**DATA ROWS**.
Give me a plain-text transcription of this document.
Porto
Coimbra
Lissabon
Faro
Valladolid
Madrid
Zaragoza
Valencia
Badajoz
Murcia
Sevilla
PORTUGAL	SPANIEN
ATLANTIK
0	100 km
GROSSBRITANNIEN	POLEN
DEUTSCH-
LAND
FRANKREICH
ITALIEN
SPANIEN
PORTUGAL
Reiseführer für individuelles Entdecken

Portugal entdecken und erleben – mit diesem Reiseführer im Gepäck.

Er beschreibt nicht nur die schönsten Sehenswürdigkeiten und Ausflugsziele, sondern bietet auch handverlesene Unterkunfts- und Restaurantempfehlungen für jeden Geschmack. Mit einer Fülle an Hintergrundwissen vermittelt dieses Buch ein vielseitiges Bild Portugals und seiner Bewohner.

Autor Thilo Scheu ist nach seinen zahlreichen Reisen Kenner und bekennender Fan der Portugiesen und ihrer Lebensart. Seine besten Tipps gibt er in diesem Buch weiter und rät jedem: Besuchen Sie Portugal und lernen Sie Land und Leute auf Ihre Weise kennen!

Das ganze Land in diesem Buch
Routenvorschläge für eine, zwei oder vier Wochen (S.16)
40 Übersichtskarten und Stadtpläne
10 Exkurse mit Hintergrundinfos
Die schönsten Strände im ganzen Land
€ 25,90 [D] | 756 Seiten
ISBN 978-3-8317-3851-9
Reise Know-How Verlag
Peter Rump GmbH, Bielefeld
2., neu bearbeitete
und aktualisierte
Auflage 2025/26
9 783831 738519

**WHAT NEEDS TO BE DONE**. In full and verbatim, repeat the records given above.

**SOLUTION FOR THIS PROBLEM**.
Give me a plain-text transcription of this document.
Porto
Coimbra
Lissabon
Faro
Valladolid
Madrid
Zaragoza
Valencia
Badajoz
Murcia
Sevilla
PORTUGAL	SPANIEN
ATLANTIK
0	100 km
GROSSBRITANNIEN	POLEN
DEUTSCH-
LAND
FRANKREICH
ITALIEN
SPANIEN
PORTUGAL
Reiseführer für individuelles Entdecken

Portugal entdecken und erleben – mit diesem Reiseführer im Gepäck.

Er beschreibt nicht nur die schönsten Sehenswürdigkeiten und Ausflugsziele, sondern bietet auch handverlesene Unterkunfts- und Restaurantempfehlungen für jeden Geschmack. Mit einer Fülle an Hintergrundwissen vermittelt dieses Buch ein vielseitiges Bild Portugals und seiner Bewohner.

Autor Thilo Scheu ist nach seinen zahlreichen Reisen Kenner und bekennender Fan der Portugiesen und ihrer Lebensart. Seine besten Tipps gibt er in diesem Buch weiter und rät jedem: Besuchen Sie Portugal und lernen Sie Land und Leute auf Ihre Weise kennen!

Das ganze Land in diesem Buch
Routenvorschläge für eine, zwei oder vier Wochen (S.16)
40 Übersichtskarten und Stadtpläne
10 Exkurse mit Hintergrundinfos
Die schönsten Strände im ganzen Land
€ 25,90 [D] | 756 Seiten
ISBN 978-3-8317-3851-9
Reise Know-How Verlag
Peter Rump GmbH, Bielefeld
2., neu bearbeitete
und aktualisierte
Auflage 2025/26
9 783831 738519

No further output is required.